AIM —
Each line below should be retyped exactly, with no pictures.
***** SUPPLIED DATA *****
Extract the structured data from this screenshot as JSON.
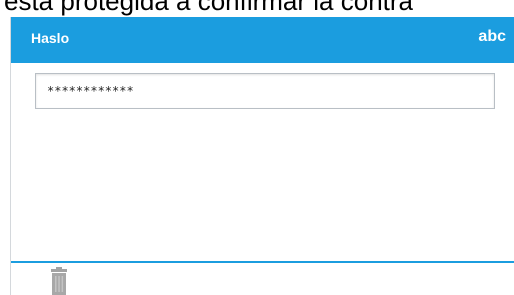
{
  "caption": "esta protegida a confirmar la contra",
  "dialog": {
    "title": "Haslo",
    "input_mode": "abc",
    "password_value": "************"
  },
  "footer": {
    "delete_icon": "trash-icon"
  },
  "colors": {
    "header_bg": "#1b9ddf",
    "footer_line": "#1b9ddf",
    "icon_gray": "#9a9a9a"
  }
}
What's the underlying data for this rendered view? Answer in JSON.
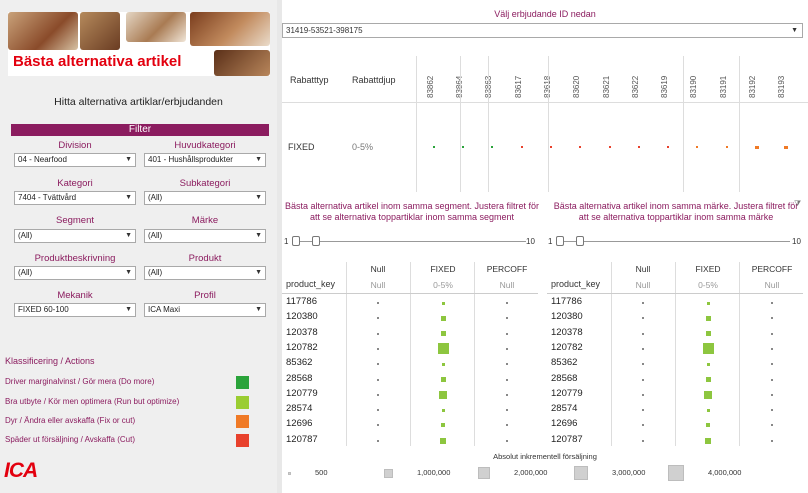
{
  "header": {
    "title": "Bästa alternativa artikel",
    "subtitle": "Hitta alternativa artiklar/erbjudanden"
  },
  "filter": {
    "heading": "Filter",
    "fields": [
      {
        "label": "Division",
        "value": "04 - Nearfood"
      },
      {
        "label": "Huvudkategori",
        "value": "401 - Hushållsprodukter"
      },
      {
        "label": "Kategori",
        "value": "7404 - Tvättvård"
      },
      {
        "label": "Subkategori",
        "value": "(All)"
      },
      {
        "label": "Segment",
        "value": "(All)"
      },
      {
        "label": "Märke",
        "value": "(All)"
      },
      {
        "label": "Produktbeskrivning",
        "value": "(All)"
      },
      {
        "label": "Produkt",
        "value": "(All)"
      },
      {
        "label": "Mekanik",
        "value": "FIXED 60-100"
      },
      {
        "label": "Profil",
        "value": "ICA Maxi"
      }
    ]
  },
  "classification": {
    "heading": "Klassificering / Actions",
    "items": [
      {
        "label": "Driver marginalvinst / Gör mera (Do more)",
        "color": "#2aa33a"
      },
      {
        "label": "Bra utbyte / Kör men optimera (Run but optimize)",
        "color": "#9acd32"
      },
      {
        "label": "Dyr / Ändra eller avskaffa (Fix or cut)",
        "color": "#f07a26"
      },
      {
        "label": "Späder ut försäljning / Avskaffa (Cut)",
        "color": "#e8412c"
      }
    ]
  },
  "logo": "ICA",
  "offer": {
    "label": "Välj erbjudande ID nedan",
    "value": "31419-53521-398175"
  },
  "top_table": {
    "col1": "Rabatttyp",
    "col2": "Rabattdjup",
    "row_type": "FIXED",
    "row_depth": "0-5%",
    "products": [
      "83862",
      "83864",
      "83863",
      "83617",
      "83618",
      "83620",
      "83621",
      "83622",
      "83619",
      "83190",
      "83191",
      "83192",
      "83193"
    ],
    "dot_colors": [
      "#2aa33a",
      "#2aa33a",
      "#2aa33a",
      "#e8412c",
      "#e8412c",
      "#e8412c",
      "#e8412c",
      "#e8412c",
      "#e8412c",
      "#f07a26",
      "#f07a26",
      "#f07a26",
      "#f07a26"
    ]
  },
  "panels": [
    {
      "title": "Bästa alternativa artikel inom samma segment. Justera filtret för att se alternativa toppartiklar inom samma segment",
      "slider_min": "1",
      "slider_max": "10"
    },
    {
      "title": "Bästa alternativa artikel inom samma märke. Justera filtret för att se alternativa toppartiklar inom samma märke",
      "slider_min": "1",
      "slider_max": "10"
    }
  ],
  "matrix": {
    "key_header": "product_key",
    "columns": [
      {
        "name": "Null",
        "sub": "Null"
      },
      {
        "name": "FIXED",
        "sub": "0-5%"
      },
      {
        "name": "PERCOFF",
        "sub": "Null"
      }
    ],
    "rows": [
      "117786",
      "120380",
      "120378",
      "120782",
      "85362",
      "28568",
      "120779",
      "28574",
      "12696",
      "120787"
    ],
    "fixed_sales": [
      250000,
      850000,
      700000,
      4000000,
      350000,
      700000,
      1900000,
      300000,
      600000,
      1200000
    ]
  },
  "size_legend": {
    "title": "Absolut inkrementell försäljning",
    "items": [
      "500",
      "1,000,000",
      "2,000,000",
      "3,000,000",
      "4,000,000"
    ]
  },
  "colors": {
    "accent": "#8b1c5f",
    "ica_red": "#e3000f",
    "mark_green": "#8dc63f"
  }
}
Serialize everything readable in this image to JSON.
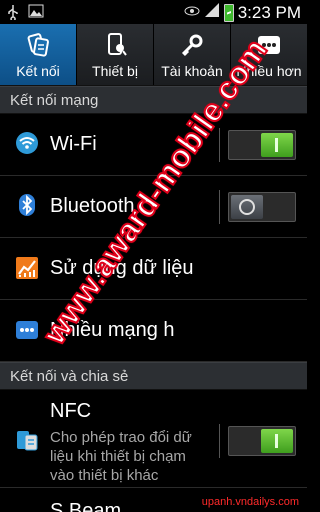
{
  "status_bar": {
    "time": "3:23 PM",
    "icons": [
      "usb-icon",
      "image-icon",
      "eye-icon",
      "signal-icon",
      "battery-charging-icon"
    ]
  },
  "tabs": [
    {
      "label": "Kết nối",
      "icon": "connections-icon",
      "active": true
    },
    {
      "label": "Thiết bị",
      "icon": "device-icon",
      "active": false
    },
    {
      "label": "Tài khoản",
      "icon": "key-icon",
      "active": false
    },
    {
      "label": "Nhiều hơn",
      "icon": "more-icon",
      "active": false
    }
  ],
  "sections": {
    "network": "Kết nối mạng",
    "share": "Kết nối và chia sẻ"
  },
  "rows": {
    "wifi": {
      "label": "Wi-Fi",
      "switch": "on"
    },
    "bluetooth": {
      "label": "Bluetooth",
      "switch": "off"
    },
    "data_usage": {
      "label": "Sử dụng dữ liệu"
    },
    "more_networks": {
      "label": "Nhiều mạng h"
    },
    "nfc": {
      "label": "NFC",
      "sub": "Cho phép trao đổi dữ liệu khi thiết bị chạm vào thiết bị khác",
      "switch": "on"
    },
    "sbeam": {
      "label": "S Beam"
    }
  },
  "watermark": {
    "text": "www.award-mobile.com",
    "credit": "upanh.vndailys.com"
  },
  "colors": {
    "accent": "#1a6fb0",
    "switch_on": "#5fc132",
    "watermark": "#e0001a"
  }
}
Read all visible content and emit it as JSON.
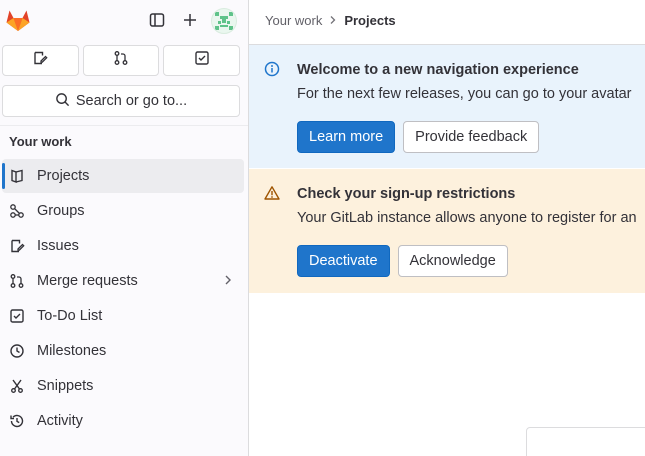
*****
IN RESPONSE —
Extract the structured data from this screenshot as JSON.
{
  "caption": "esta protegida a confirmar la contra",
  "dialog": {
    "title": "Haslo",
    "input_mode": "abc",
    "password_value": "************"
  },
  "footer": {
    "delete_icon": "trash-icon"
  },
  "colors": {
    "header_bg": "#1b9ddf",
    "footer_line": "#1b9ddf",
    "icon_gray": "#9a9a9a"
  }
}
What's the underlying data for this rendered view? Answer in JSON.
{
  "header": {
    "title": "Bästa alternativa artikel",
    "subtitle": "Hitta alternativa artiklar/erbjudanden"
  },
  "filter": {
    "heading": "Filter",
    "fields": [
      {
        "label": "Division",
        "value": "04 - Nearfood"
      },
      {
        "label": "Huvudkategori",
        "value": "401 - Hushållsprodukter"
      },
      {
        "label": "Kategori",
        "value": "7404 - Tvättvård"
      },
      {
        "label": "Subkategori",
        "value": "(All)"
      },
      {
        "label": "Segment",
        "value": "(All)"
      },
      {
        "label": "Märke",
        "value": "(All)"
      },
      {
        "label": "Produktbeskrivning",
        "value": "(All)"
      },
      {
        "label": "Produkt",
        "value": "(All)"
      },
      {
        "label": "Mekanik",
        "value": "FIXED 60-100"
      },
      {
        "label": "Profil",
        "value": "ICA Maxi"
      }
    ]
  },
  "classification": {
    "heading": "Klassificering / Actions",
    "items": [
      {
        "label": "Driver marginalvinst / Gör mera (Do more)",
        "color": "#2aa33a"
      },
      {
        "label": "Bra utbyte / Kör men optimera (Run but optimize)",
        "color": "#9acd32"
      },
      {
        "label": "Dyr / Ändra eller avskaffa (Fix or cut)",
        "color": "#f07a26"
      },
      {
        "label": "Späder ut försäljning / Avskaffa (Cut)",
        "color": "#e8412c"
      }
    ]
  },
  "logo": "ICA",
  "offer": {
    "label": "Välj erbjudande ID nedan",
    "value": "31419-53521-398175"
  },
  "top_table": {
    "col1": "Rabatttyp",
    "col2": "Rabattdjup",
    "row_type": "FIXED",
    "row_depth": "0-5%",
    "products": [
      "83862",
      "83864",
      "83863",
      "83617",
      "83618",
      "83620",
      "83621",
      "83622",
      "83619",
      "83190",
      "83191",
      "83192",
      "83193"
    ],
    "dot_colors": [
      "#2aa33a",
      "#2aa33a",
      "#2aa33a",
      "#e8412c",
      "#e8412c",
      "#e8412c",
      "#e8412c",
      "#e8412c",
      "#e8412c",
      "#f07a26",
      "#f07a26",
      "#f07a26",
      "#f07a26"
    ]
  },
  "panels": [
    {
      "title": "Bästa alternativa artikel inom samma segment. Justera filtret för att se alternativa toppartiklar inom samma segment",
      "slider_min": "1",
      "slider_max": "10"
    },
    {
      "title": "Bästa alternativa artikel inom samma märke. Justera filtret för att se alternativa toppartiklar inom samma märke",
      "slider_min": "1",
      "slider_max": "10"
    }
  ],
  "matrix": {
    "key_header": "product_key",
    "columns": [
      {
        "name": "Null",
        "sub": "Null"
      },
      {
        "name": "FIXED",
        "sub": "0-5%"
      },
      {
        "name": "PERCOFF",
        "sub": "Null"
      }
    ],
    "rows": [
      "117786",
      "120380",
      "120378",
      "120782",
      "85362",
      "28568",
      "120779",
      "28574",
      "12696",
      "120787"
    ],
    "fixed_sales": [
      250000,
      850000,
      700000,
      4000000,
      350000,
      700000,
      1900000,
      300000,
      600000,
      1200000
    ]
  },
  "size_legend": {
    "title": "Absolut inkrementell försäljning",
    "items": [
      "500",
      "1,000,000",
      "2,000,000",
      "3,000,000",
      "4,000,000"
    ]
  },
  "colors": {
    "accent": "#8b1c5f",
    "ica_red": "#e3000f",
    "mark_green": "#8dc63f"
  }
}
Serialize everything readable in this image to JSON.
{
  "status_bar": {
    "time": "3:23 PM",
    "icons": [
      "usb-icon",
      "image-icon",
      "eye-icon",
      "signal-icon",
      "battery-charging-icon"
    ]
  },
  "tabs": [
    {
      "label": "Kết nối",
      "icon": "connections-icon",
      "active": true
    },
    {
      "label": "Thiết bị",
      "icon": "device-icon",
      "active": false
    },
    {
      "label": "Tài khoản",
      "icon": "key-icon",
      "active": false
    },
    {
      "label": "Nhiều hơn",
      "icon": "more-icon",
      "active": false
    }
  ],
  "sections": {
    "network": "Kết nối mạng",
    "share": "Kết nối và chia sẻ"
  },
  "rows": {
    "wifi": {
      "label": "Wi-Fi",
      "switch": "on"
    },
    "bluetooth": {
      "label": "Bluetooth",
      "switch": "off"
    },
    "data_usage": {
      "label": "Sử dụng dữ liệu"
    },
    "more_networks": {
      "label": "Nhiều mạng h"
    },
    "nfc": {
      "label": "NFC",
      "sub": "Cho phép trao đổi dữ liệu khi thiết bị chạm vào thiết bị khác",
      "switch": "on"
    },
    "sbeam": {
      "label": "S Beam"
    }
  },
  "watermark": {
    "text": "www.award-mobile.com",
    "credit": "upanh.vndailys.com"
  },
  "colors": {
    "accent": "#1a6fb0",
    "switch_on": "#5fc132",
    "watermark": "#e0001a"
  }
}
Read all visible content and emit it as JSON.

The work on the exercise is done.